Task details
Track down each line that has the word "notes" and copy it.

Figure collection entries
— begin —
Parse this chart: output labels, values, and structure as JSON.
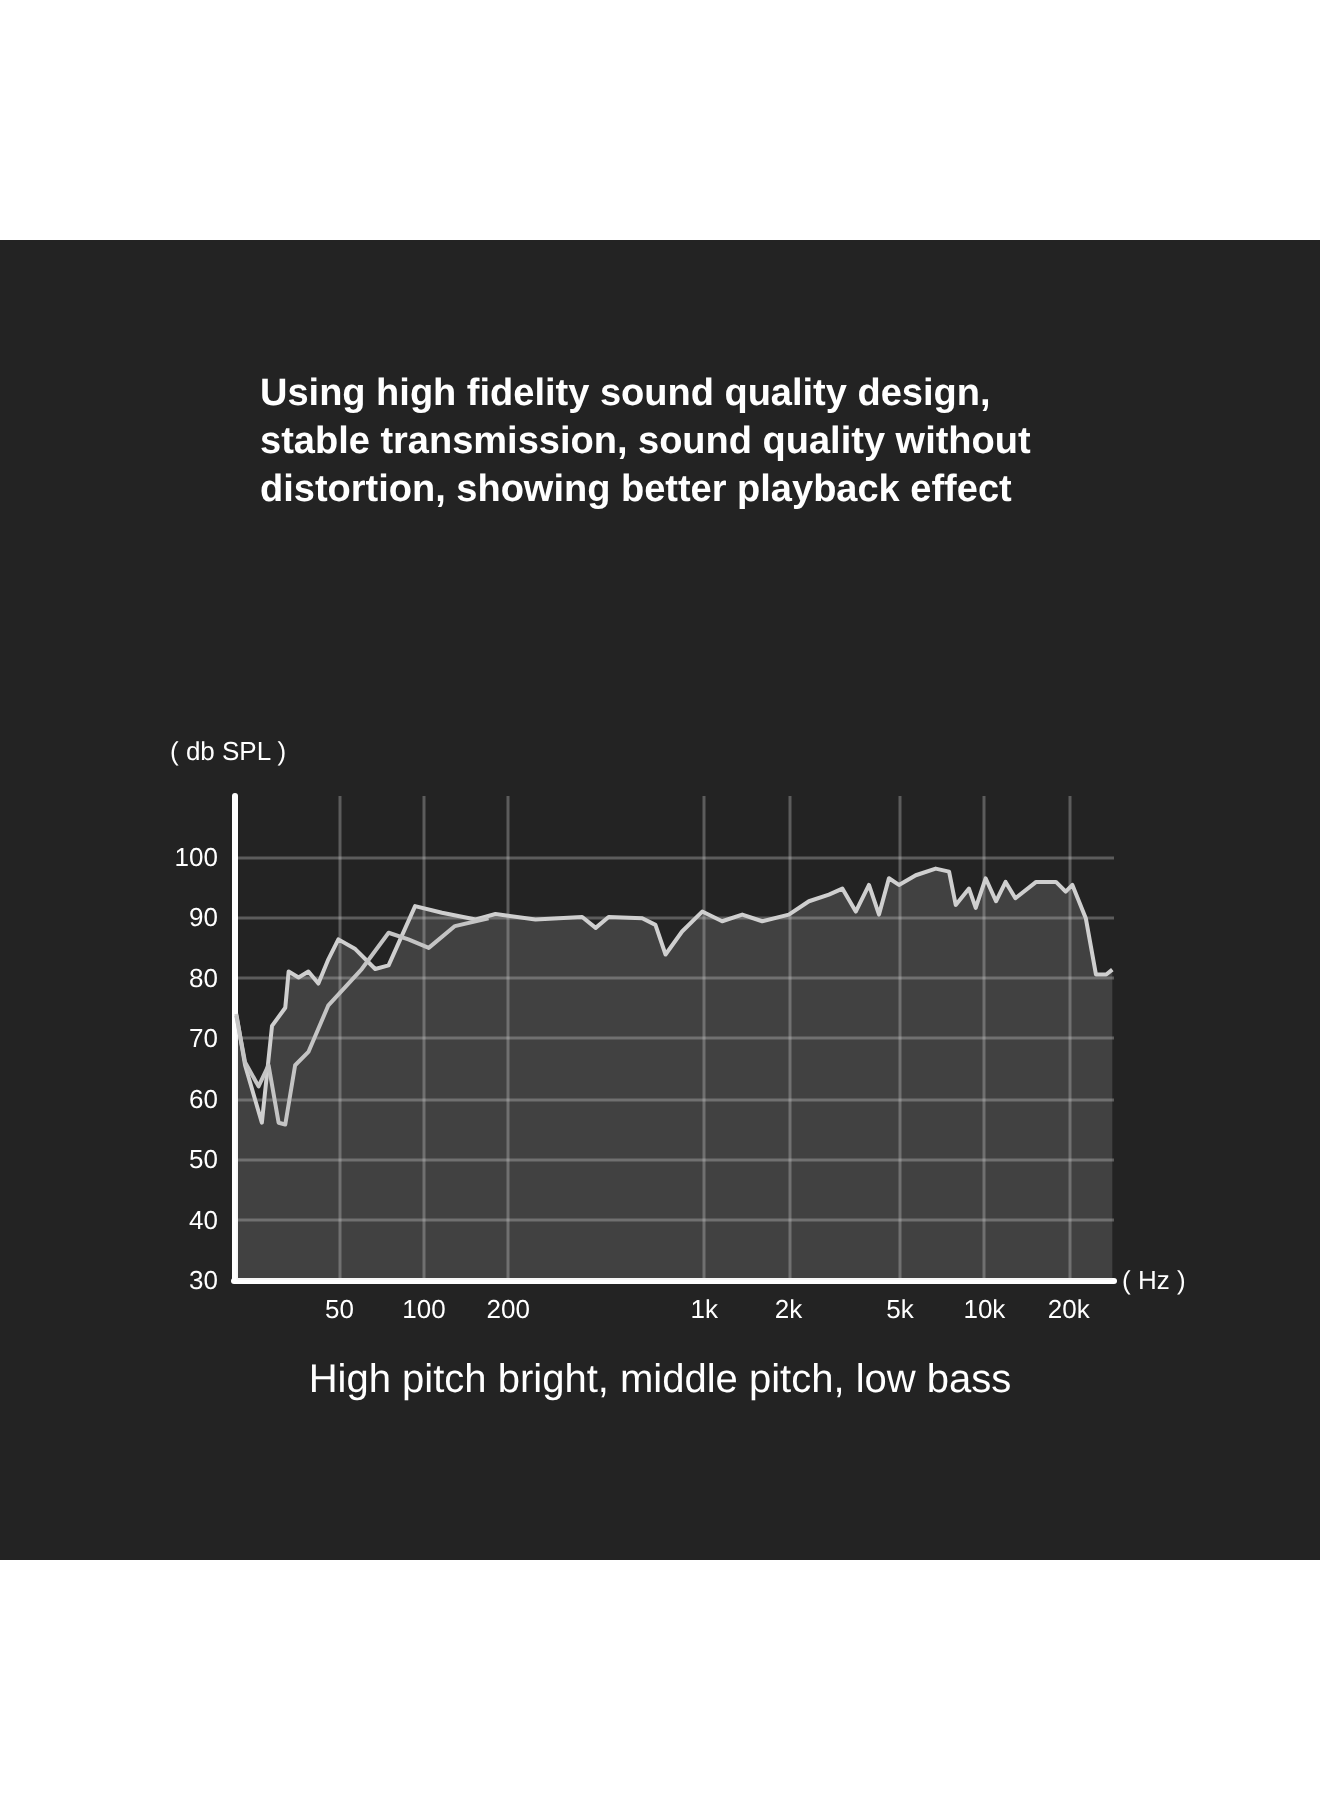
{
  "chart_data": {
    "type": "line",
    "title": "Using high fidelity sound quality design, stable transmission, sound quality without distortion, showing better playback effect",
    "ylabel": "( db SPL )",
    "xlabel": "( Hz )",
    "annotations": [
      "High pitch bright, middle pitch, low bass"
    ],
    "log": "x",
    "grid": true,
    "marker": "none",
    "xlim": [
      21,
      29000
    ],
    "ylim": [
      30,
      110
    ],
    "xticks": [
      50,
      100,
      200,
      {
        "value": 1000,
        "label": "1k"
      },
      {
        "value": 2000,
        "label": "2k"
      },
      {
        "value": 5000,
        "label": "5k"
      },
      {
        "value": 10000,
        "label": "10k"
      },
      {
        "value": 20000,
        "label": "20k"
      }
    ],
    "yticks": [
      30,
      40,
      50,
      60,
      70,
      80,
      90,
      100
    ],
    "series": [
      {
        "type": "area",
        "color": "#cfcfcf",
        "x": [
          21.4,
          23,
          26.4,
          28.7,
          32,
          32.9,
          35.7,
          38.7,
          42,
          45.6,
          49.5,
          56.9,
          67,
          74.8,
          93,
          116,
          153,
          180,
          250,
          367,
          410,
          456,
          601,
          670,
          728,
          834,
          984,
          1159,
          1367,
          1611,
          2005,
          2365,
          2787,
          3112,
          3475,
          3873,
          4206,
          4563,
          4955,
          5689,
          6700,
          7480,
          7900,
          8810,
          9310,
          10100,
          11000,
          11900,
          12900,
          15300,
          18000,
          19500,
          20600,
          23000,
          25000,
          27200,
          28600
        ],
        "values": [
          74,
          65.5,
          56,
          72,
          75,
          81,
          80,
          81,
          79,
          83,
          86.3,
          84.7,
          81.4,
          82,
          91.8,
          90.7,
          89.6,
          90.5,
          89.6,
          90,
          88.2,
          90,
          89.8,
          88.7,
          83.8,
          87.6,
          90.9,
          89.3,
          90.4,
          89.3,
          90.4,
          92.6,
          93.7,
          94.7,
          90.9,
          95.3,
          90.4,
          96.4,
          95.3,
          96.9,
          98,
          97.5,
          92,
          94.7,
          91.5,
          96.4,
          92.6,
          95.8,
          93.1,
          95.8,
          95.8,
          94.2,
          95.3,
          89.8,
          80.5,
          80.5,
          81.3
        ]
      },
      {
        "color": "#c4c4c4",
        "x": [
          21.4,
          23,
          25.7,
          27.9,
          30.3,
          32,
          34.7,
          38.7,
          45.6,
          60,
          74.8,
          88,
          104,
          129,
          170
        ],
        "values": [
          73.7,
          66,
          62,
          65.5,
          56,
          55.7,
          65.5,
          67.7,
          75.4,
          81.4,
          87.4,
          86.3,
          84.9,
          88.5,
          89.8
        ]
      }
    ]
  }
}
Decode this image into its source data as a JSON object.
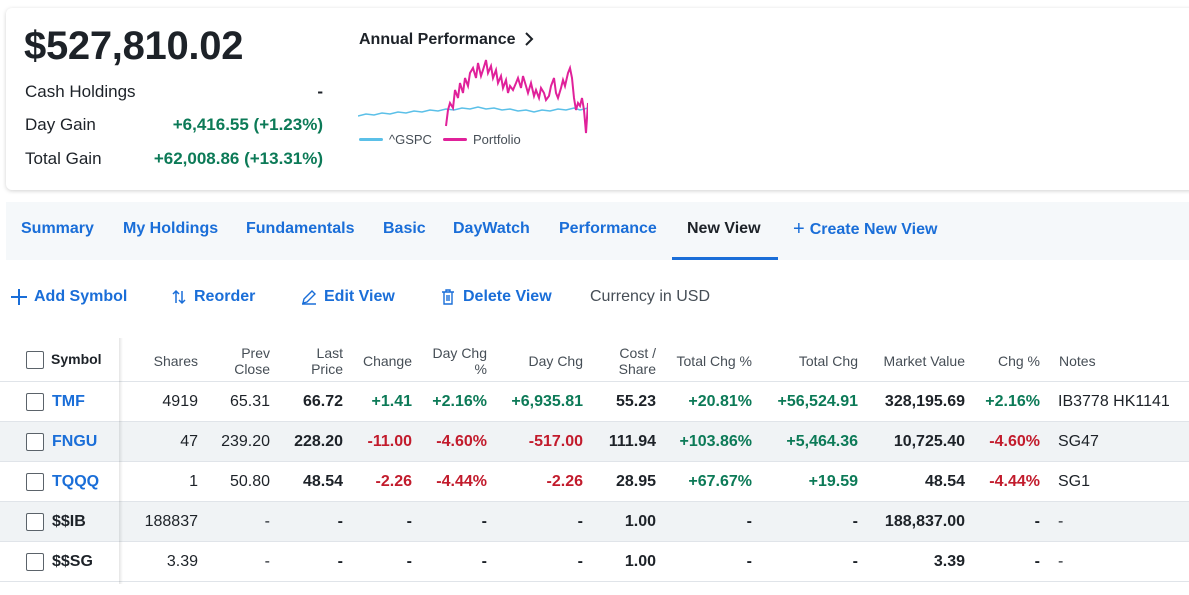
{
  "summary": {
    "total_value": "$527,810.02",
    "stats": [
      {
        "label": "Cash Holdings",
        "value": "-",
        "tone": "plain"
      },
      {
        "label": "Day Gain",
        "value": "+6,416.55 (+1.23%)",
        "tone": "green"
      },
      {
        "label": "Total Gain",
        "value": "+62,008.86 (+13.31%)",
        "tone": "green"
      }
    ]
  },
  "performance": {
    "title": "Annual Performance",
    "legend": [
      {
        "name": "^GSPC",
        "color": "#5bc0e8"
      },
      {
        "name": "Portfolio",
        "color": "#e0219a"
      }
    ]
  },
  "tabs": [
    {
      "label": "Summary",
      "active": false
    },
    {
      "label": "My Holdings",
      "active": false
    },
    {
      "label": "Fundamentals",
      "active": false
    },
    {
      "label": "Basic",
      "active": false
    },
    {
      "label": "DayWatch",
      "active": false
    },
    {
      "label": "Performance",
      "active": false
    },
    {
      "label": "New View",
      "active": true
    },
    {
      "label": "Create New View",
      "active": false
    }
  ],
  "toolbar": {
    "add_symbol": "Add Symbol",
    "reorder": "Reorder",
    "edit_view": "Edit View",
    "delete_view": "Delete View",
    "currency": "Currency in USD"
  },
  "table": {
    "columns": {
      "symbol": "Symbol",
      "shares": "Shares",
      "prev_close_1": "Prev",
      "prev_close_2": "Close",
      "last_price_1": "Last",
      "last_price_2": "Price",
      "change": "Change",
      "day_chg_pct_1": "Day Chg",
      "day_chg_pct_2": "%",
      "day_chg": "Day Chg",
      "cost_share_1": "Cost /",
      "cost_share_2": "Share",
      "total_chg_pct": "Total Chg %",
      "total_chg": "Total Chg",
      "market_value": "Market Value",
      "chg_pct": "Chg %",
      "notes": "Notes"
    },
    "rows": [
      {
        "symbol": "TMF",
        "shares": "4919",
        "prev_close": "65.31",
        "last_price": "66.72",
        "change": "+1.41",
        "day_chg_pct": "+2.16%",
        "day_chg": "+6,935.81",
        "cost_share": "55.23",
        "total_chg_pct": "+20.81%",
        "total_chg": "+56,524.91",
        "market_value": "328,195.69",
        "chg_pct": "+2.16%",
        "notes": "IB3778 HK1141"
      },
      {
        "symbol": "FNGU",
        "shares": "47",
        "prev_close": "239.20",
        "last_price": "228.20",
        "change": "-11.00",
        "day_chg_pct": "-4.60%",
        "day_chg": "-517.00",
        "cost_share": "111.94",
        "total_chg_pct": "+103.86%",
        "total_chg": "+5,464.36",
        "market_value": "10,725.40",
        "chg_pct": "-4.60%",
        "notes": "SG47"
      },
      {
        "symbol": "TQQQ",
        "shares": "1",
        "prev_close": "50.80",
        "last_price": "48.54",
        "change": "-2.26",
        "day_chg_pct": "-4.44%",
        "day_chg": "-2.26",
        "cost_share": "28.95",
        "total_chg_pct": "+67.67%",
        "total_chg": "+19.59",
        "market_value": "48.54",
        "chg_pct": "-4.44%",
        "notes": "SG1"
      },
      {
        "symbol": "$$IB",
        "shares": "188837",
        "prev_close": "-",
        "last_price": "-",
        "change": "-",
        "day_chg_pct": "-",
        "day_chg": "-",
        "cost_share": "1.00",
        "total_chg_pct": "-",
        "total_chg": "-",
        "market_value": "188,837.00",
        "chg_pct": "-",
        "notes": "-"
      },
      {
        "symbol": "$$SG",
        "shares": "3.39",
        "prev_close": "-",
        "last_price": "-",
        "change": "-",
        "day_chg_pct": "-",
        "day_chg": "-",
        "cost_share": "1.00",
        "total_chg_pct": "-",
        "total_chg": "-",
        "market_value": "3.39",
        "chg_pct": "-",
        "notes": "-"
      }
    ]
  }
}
— end —
Answer
      "notes": "Notes"
        "notes": "IB3778 HK1141"
        "notes": "SG47"
        "notes": "SG1"
        "notes": "-"
        "notes": "-"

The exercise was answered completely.